> **Stated problem**
Return all lines below containing the word "Plate".
■ ■ ■
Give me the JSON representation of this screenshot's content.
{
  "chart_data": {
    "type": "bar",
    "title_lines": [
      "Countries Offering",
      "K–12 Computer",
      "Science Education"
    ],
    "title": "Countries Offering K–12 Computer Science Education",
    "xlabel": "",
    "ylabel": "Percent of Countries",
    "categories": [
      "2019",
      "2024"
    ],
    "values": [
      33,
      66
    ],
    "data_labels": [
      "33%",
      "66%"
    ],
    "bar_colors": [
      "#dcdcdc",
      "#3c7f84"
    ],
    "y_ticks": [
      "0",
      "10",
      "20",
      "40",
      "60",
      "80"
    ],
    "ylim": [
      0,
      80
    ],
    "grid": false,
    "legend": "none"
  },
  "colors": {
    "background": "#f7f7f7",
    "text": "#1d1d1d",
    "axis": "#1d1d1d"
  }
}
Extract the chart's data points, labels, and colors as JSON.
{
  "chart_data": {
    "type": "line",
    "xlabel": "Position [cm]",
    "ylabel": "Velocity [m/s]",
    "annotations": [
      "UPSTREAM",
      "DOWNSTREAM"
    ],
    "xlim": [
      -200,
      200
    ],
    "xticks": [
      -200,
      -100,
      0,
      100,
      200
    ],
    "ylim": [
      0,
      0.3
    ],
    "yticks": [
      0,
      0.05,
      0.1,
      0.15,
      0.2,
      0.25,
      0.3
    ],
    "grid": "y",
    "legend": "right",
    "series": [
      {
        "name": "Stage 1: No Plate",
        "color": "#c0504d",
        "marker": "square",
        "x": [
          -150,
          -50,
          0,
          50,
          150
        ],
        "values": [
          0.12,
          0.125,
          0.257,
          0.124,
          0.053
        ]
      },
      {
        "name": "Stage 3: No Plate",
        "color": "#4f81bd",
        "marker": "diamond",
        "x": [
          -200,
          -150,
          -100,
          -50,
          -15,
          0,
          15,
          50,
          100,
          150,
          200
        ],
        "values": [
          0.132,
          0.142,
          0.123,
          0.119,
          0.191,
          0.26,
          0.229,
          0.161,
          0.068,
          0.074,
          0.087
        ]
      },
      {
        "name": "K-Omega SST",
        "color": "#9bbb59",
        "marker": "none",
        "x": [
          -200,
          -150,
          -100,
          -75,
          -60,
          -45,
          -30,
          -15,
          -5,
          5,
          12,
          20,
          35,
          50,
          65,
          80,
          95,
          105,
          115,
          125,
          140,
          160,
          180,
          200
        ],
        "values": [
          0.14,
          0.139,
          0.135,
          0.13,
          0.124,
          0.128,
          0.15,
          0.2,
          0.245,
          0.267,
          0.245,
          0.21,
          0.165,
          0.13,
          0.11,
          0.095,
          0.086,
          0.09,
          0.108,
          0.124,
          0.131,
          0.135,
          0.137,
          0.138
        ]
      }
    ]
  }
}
■ ■ ■
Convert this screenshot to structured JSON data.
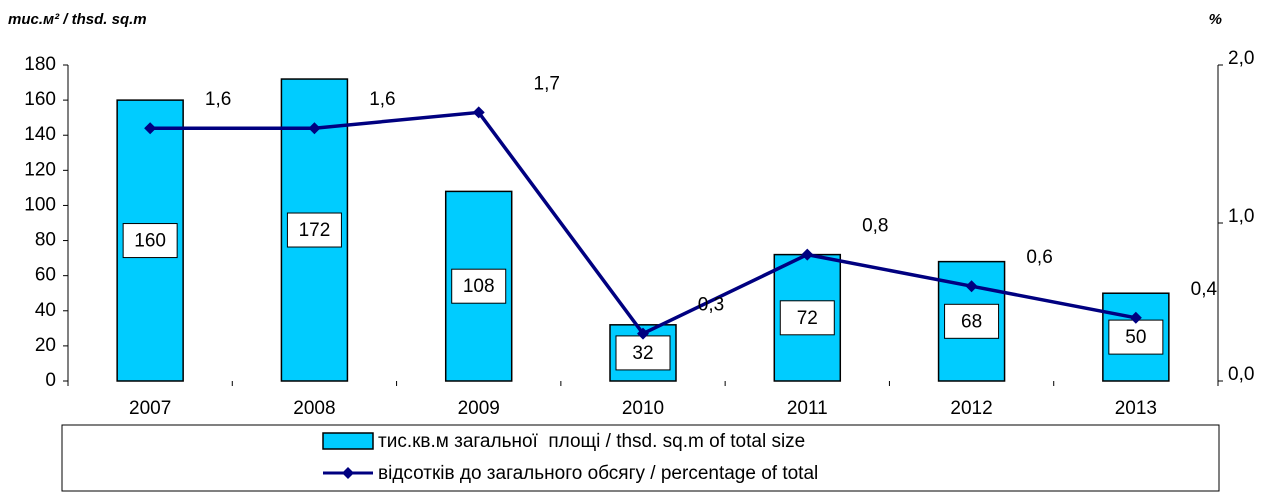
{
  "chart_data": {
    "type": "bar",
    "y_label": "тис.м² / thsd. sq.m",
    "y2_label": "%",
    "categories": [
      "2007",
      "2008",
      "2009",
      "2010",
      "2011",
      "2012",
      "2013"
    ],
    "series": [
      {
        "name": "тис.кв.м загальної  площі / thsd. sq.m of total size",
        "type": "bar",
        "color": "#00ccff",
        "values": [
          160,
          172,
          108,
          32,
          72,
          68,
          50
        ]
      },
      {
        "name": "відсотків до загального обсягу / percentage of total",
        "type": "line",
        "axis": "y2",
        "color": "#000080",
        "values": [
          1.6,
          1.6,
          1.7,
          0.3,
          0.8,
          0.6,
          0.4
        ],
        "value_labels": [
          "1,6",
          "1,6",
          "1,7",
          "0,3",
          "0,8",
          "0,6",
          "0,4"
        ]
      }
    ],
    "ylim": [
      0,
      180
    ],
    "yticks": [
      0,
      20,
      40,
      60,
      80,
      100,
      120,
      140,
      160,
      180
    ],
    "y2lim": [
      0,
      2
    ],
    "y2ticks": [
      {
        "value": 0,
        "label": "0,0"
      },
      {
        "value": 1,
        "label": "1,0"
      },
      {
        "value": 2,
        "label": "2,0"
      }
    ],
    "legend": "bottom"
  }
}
■ ■ ■
> **Solution to this problem**
        "name": "Stage 1: No Plate",
        "name": "Stage 3: No Plate",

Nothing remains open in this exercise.